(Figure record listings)
◇ ◇ ◇ ◇ ◇
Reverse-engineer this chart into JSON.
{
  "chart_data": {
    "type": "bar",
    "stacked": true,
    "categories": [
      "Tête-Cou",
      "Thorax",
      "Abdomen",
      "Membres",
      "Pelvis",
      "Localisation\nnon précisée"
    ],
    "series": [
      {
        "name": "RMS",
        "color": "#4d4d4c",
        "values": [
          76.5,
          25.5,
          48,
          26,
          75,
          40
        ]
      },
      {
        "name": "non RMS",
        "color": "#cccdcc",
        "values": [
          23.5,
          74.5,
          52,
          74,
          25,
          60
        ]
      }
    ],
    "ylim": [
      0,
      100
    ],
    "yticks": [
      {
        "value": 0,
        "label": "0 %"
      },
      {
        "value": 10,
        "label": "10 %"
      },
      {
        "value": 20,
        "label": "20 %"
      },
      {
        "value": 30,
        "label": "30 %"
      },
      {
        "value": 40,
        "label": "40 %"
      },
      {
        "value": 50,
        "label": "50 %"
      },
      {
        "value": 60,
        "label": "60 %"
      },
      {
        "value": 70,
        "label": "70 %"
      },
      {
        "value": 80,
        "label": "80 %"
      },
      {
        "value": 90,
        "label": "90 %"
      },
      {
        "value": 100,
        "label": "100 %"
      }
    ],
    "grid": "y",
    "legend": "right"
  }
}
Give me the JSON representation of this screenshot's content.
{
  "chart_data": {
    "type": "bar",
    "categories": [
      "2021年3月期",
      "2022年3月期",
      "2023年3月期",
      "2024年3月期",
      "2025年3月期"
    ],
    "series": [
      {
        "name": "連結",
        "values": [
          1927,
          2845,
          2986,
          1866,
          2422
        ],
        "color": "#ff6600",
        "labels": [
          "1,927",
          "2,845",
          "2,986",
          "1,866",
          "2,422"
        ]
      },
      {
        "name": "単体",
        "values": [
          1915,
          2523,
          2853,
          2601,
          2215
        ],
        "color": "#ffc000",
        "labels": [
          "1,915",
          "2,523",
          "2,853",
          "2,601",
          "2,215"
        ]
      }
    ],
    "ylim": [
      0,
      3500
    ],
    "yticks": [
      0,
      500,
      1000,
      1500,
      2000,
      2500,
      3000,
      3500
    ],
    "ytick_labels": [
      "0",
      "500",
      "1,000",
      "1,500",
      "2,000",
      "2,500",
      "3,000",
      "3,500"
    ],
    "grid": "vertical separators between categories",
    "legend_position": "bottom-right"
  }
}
◇ ◇ ◇ ◇ ◇
What you have to do: Please restate the data word for word, every record included.

Answer for this exercise:
Reverse-engineer this chart into JSON.
{
  "chart_data": {
    "type": "bar",
    "stacked": true,
    "categories": [
      "Tête-Cou",
      "Thorax",
      "Abdomen",
      "Membres",
      "Pelvis",
      "Localisation\nnon précisée"
    ],
    "series": [
      {
        "name": "RMS",
        "color": "#4d4d4c",
        "values": [
          76.5,
          25.5,
          48,
          26,
          75,
          40
        ]
      },
      {
        "name": "non RMS",
        "color": "#cccdcc",
        "values": [
          23.5,
          74.5,
          52,
          74,
          25,
          60
        ]
      }
    ],
    "ylim": [
      0,
      100
    ],
    "yticks": [
      {
        "value": 0,
        "label": "0 %"
      },
      {
        "value": 10,
        "label": "10 %"
      },
      {
        "value": 20,
        "label": "20 %"
      },
      {
        "value": 30,
        "label": "30 %"
      },
      {
        "value": 40,
        "label": "40 %"
      },
      {
        "value": 50,
        "label": "50 %"
      },
      {
        "value": 60,
        "label": "60 %"
      },
      {
        "value": 70,
        "label": "70 %"
      },
      {
        "value": 80,
        "label": "80 %"
      },
      {
        "value": 90,
        "label": "90 %"
      },
      {
        "value": 100,
        "label": "100 %"
      }
    ],
    "grid": "y",
    "legend": "right"
  }
}
Give me the JSON representation of this screenshot's content.
{
  "chart_data": {
    "type": "bar",
    "categories": [
      "2021年3月期",
      "2022年3月期",
      "2023年3月期",
      "2024年3月期",
      "2025年3月期"
    ],
    "series": [
      {
        "name": "連結",
        "values": [
          1927,
          2845,
          2986,
          1866,
          2422
        ],
        "color": "#ff6600",
        "labels": [
          "1,927",
          "2,845",
          "2,986",
          "1,866",
          "2,422"
        ]
      },
      {
        "name": "単体",
        "values": [
          1915,
          2523,
          2853,
          2601,
          2215
        ],
        "color": "#ffc000",
        "labels": [
          "1,915",
          "2,523",
          "2,853",
          "2,601",
          "2,215"
        ]
      }
    ],
    "ylim": [
      0,
      3500
    ],
    "yticks": [
      0,
      500,
      1000,
      1500,
      2000,
      2500,
      3000,
      3500
    ],
    "ytick_labels": [
      "0",
      "500",
      "1,000",
      "1,500",
      "2,000",
      "2,500",
      "3,000",
      "3,500"
    ],
    "grid": "vertical separators between categories",
    "legend_position": "bottom-right"
  }
}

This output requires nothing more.